> **MATERIAL SUPPLIED**:
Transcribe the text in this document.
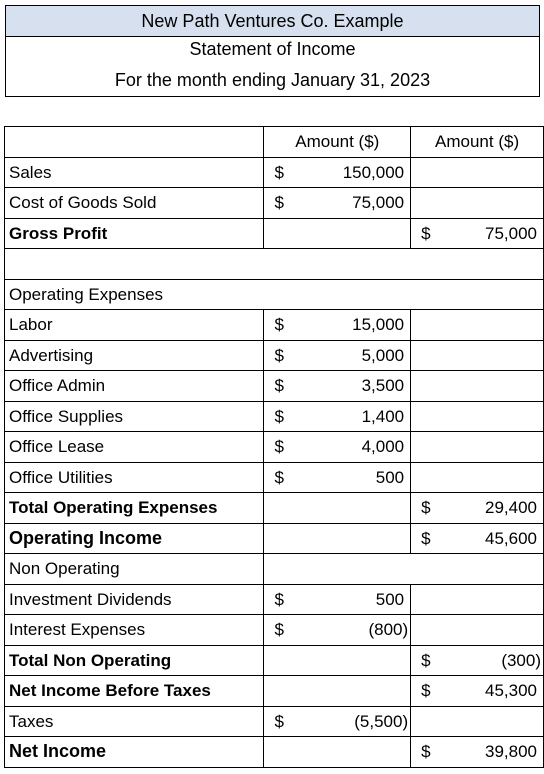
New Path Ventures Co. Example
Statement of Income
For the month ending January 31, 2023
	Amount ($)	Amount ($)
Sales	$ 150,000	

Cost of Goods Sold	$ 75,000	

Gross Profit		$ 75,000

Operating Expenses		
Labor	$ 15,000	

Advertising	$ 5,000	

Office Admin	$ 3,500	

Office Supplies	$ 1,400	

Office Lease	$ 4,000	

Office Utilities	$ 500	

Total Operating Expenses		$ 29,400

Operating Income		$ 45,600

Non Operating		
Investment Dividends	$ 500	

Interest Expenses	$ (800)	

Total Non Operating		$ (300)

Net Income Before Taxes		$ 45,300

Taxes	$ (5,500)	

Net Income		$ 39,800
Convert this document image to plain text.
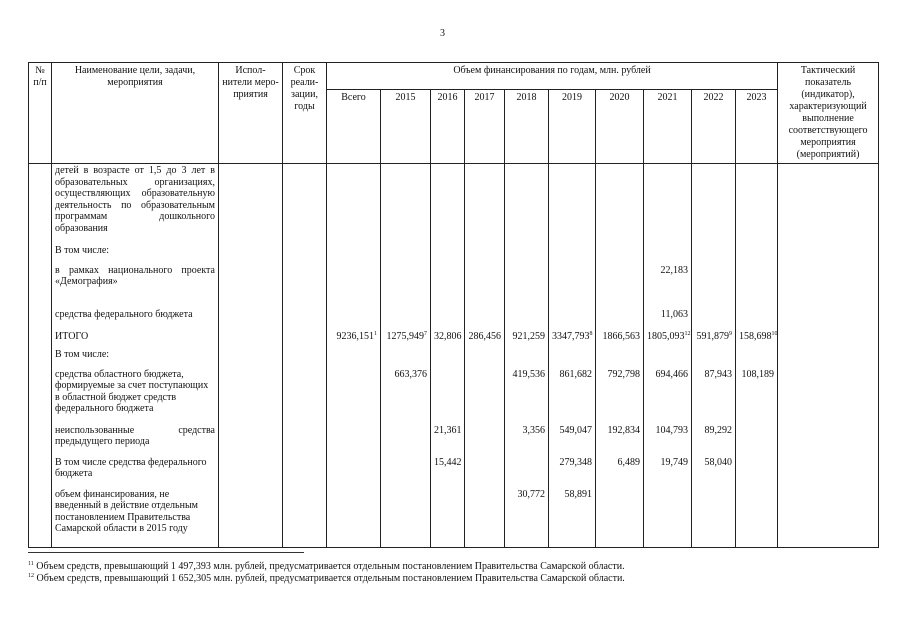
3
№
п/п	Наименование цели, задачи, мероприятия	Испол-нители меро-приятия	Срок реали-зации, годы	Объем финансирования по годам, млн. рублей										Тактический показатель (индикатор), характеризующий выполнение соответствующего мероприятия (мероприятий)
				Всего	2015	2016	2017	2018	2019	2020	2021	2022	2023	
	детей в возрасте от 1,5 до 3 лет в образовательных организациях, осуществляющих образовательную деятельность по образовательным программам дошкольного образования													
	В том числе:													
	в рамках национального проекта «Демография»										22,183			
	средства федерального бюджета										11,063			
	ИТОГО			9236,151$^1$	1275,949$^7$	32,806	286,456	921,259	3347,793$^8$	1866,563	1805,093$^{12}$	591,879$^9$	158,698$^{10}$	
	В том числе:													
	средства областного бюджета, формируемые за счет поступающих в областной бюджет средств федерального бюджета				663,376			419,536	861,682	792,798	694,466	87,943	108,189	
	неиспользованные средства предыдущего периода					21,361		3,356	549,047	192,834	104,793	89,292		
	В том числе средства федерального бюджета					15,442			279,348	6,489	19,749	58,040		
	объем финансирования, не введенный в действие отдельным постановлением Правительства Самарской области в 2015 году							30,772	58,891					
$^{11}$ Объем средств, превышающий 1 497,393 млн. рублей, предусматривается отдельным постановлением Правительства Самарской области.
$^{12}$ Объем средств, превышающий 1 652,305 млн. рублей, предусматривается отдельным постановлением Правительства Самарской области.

> **EXERCISE**:
Restate the records word for word, omitting images.

> **REPLY**:
Transcribe the text in this document.
New Path Ventures Co. Example
Statement of Income
For the month ending January 31, 2023
	Amount ($)	Amount ($)
Sales	$ 150,000	

Cost of Goods Sold	$ 75,000	

Gross Profit		$ 75,000

Operating Expenses		
Labor	$ 15,000	

Advertising	$ 5,000	

Office Admin	$ 3,500	

Office Supplies	$ 1,400	

Office Lease	$ 4,000	

Office Utilities	$ 500	

Total Operating Expenses		$ 29,400

Operating Income		$ 45,600

Non Operating		
Investment Dividends	$ 500	

Interest Expenses	$ (800)	

Total Non Operating		$ (300)

Net Income Before Taxes		$ 45,300

Taxes	$ (5,500)	

Net Income		$ 39,800
Convert this document image to plain text.
3
№
п/п	Наименование цели, задачи, мероприятия	Испол-нители меро-приятия	Срок реали-зации, годы	Объем финансирования по годам, млн. рублей										Тактический показатель (индикатор), характеризующий выполнение соответствующего мероприятия (мероприятий)
				Всего	2015	2016	2017	2018	2019	2020	2021	2022	2023	
	детей в возрасте от 1,5 до 3 лет в образовательных организациях, осуществляющих образовательную деятельность по образовательным программам дошкольного образования													
	В том числе:													
	в рамках национального проекта «Демография»										22,183			
	средства федерального бюджета										11,063			
	ИТОГО			9236,151$^1$	1275,949$^7$	32,806	286,456	921,259	3347,793$^8$	1866,563	1805,093$^{12}$	591,879$^9$	158,698$^{10}$	
	В том числе:													
	средства областного бюджета, формируемые за счет поступающих в областной бюджет средств федерального бюджета				663,376			419,536	861,682	792,798	694,466	87,943	108,189	
	неиспользованные средства предыдущего периода					21,361		3,356	549,047	192,834	104,793	89,292		
	В том числе средства федерального бюджета					15,442			279,348	6,489	19,749	58,040		
	объем финансирования, не введенный в действие отдельным постановлением Правительства Самарской области в 2015 году							30,772	58,891					
$^{11}$ Объем средств, превышающий 1 497,393 млн. рублей, предусматривается отдельным постановлением Правительства Самарской области.
$^{12}$ Объем средств, превышающий 1 652,305 млн. рублей, предусматривается отдельным постановлением Правительства Самарской области.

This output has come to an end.